▼

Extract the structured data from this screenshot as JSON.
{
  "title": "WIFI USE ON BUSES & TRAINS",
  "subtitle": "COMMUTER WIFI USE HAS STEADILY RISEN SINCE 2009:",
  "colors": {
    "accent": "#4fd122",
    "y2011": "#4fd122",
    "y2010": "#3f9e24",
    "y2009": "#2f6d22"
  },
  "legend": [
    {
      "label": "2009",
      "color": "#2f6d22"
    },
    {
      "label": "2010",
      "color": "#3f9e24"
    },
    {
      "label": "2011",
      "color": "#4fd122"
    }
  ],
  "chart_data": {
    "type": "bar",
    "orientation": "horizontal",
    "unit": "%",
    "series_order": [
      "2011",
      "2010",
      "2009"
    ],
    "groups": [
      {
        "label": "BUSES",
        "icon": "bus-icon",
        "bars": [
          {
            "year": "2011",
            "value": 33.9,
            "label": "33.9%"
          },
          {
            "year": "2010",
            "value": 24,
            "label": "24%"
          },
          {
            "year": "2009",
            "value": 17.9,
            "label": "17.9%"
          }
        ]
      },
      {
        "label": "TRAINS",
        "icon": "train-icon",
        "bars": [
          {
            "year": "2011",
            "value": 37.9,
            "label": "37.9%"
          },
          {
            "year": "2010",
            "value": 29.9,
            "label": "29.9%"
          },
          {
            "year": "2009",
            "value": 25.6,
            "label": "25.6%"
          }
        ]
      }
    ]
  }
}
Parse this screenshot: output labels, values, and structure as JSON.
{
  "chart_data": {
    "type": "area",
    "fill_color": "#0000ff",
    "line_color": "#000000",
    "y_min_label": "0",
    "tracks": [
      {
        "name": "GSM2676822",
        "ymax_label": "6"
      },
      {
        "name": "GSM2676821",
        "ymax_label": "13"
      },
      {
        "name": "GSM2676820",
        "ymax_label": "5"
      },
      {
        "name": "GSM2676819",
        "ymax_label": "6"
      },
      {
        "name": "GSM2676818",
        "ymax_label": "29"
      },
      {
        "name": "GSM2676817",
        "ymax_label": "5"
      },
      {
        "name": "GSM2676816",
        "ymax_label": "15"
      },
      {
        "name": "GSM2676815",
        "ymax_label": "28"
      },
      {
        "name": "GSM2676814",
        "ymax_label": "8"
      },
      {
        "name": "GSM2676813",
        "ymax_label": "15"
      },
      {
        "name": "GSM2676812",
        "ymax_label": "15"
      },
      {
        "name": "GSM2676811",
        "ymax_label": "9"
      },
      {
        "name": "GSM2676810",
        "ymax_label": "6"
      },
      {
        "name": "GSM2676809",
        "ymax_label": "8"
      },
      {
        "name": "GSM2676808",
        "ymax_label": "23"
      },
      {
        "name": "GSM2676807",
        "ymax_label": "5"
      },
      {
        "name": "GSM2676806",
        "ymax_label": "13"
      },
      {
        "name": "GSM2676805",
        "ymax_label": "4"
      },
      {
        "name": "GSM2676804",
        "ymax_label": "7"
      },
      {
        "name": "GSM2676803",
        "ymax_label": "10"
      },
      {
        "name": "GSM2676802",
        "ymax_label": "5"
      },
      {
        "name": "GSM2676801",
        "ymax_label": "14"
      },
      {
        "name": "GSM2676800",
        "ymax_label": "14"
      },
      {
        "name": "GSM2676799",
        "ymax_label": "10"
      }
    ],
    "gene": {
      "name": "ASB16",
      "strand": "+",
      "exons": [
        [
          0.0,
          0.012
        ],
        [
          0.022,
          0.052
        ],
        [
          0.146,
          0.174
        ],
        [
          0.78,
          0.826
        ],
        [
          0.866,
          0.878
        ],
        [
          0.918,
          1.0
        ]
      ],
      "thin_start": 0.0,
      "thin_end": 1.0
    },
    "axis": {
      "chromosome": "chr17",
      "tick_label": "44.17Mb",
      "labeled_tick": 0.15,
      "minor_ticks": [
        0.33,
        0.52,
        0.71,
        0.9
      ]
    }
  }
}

▲

- _Aim_: How many lines in the listing above contain "screenshot"? Answer with the number alone.

- _Output below_: 2